Your goal → Whenever a line below holds the word "this", copy that line.
# Listing start
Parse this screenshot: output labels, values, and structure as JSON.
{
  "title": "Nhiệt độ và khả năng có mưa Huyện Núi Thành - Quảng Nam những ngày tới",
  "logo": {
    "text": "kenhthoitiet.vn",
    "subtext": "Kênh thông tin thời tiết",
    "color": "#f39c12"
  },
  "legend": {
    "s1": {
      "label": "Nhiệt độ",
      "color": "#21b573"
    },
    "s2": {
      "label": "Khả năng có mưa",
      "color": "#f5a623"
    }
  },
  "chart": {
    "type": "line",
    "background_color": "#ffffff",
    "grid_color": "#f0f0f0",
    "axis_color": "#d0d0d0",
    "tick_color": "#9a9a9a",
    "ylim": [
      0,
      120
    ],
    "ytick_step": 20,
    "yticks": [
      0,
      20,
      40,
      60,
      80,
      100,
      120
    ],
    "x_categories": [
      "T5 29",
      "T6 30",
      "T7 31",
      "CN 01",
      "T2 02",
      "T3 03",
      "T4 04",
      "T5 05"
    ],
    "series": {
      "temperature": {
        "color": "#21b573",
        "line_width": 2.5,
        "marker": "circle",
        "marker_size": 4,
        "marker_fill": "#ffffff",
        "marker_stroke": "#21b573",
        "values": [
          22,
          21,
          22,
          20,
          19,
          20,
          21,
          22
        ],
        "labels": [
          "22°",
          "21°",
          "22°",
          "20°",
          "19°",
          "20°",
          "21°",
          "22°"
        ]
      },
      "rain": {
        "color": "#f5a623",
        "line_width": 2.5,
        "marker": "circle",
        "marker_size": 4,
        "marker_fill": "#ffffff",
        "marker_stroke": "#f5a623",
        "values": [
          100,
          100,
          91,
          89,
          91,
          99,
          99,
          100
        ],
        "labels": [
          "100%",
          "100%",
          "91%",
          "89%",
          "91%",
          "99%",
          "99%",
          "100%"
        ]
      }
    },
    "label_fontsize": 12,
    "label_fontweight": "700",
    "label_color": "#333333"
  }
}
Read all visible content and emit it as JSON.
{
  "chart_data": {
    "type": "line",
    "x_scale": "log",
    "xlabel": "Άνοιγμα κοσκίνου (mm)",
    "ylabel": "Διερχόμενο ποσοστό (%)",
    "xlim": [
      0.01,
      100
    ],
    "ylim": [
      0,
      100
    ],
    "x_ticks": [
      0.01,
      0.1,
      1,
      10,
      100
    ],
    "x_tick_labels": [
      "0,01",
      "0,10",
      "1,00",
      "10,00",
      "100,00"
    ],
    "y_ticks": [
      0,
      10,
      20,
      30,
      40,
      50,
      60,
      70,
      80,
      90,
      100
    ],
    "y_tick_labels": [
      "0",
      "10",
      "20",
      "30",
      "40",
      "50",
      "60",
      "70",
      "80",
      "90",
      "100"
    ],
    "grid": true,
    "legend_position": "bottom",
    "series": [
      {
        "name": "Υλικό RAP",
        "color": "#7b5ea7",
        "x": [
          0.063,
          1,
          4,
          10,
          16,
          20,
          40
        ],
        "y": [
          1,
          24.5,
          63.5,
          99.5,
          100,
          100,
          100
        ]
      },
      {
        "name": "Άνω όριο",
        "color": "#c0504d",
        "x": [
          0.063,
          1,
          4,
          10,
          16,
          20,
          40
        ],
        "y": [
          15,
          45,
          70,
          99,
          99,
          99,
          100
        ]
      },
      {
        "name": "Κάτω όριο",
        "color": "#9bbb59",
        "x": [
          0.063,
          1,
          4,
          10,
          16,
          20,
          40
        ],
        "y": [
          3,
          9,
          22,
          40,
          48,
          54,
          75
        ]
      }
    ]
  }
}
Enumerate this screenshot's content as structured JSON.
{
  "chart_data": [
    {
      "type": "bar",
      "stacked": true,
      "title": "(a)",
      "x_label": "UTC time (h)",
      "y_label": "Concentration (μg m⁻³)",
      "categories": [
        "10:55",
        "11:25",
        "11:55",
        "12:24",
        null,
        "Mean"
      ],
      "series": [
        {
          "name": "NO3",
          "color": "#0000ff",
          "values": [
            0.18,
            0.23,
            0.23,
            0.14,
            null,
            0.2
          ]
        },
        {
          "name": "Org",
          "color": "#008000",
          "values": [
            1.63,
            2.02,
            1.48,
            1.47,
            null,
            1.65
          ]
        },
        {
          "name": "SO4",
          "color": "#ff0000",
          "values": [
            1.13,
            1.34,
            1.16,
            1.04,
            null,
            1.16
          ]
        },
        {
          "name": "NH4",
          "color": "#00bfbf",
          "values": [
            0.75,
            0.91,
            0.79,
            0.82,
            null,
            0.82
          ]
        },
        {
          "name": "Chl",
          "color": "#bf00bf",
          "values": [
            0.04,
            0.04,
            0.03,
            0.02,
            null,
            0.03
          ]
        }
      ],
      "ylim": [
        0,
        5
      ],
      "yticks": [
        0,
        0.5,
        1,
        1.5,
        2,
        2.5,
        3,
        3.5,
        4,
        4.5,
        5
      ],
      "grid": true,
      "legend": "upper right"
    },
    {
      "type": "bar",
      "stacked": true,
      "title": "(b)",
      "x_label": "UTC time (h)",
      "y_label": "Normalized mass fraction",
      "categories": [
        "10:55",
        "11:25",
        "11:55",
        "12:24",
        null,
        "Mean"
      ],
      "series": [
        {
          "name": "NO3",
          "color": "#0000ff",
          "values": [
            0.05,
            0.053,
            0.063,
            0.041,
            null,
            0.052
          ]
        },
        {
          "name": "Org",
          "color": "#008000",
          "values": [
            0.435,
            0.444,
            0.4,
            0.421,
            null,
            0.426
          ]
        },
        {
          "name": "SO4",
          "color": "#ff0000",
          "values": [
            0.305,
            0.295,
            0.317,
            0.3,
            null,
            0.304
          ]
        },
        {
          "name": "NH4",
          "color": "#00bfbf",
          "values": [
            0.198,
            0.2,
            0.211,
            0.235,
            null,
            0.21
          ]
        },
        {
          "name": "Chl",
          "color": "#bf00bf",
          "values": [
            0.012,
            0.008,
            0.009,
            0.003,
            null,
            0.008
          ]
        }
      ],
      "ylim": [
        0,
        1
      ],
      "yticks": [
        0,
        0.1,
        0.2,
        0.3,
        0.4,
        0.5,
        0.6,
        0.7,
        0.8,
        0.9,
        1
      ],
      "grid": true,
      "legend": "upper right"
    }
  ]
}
# Listing end
The output →
Parse this screenshot: output labels, values, and structure as JSON.
Enumerate this screenshot's content as structured JSON.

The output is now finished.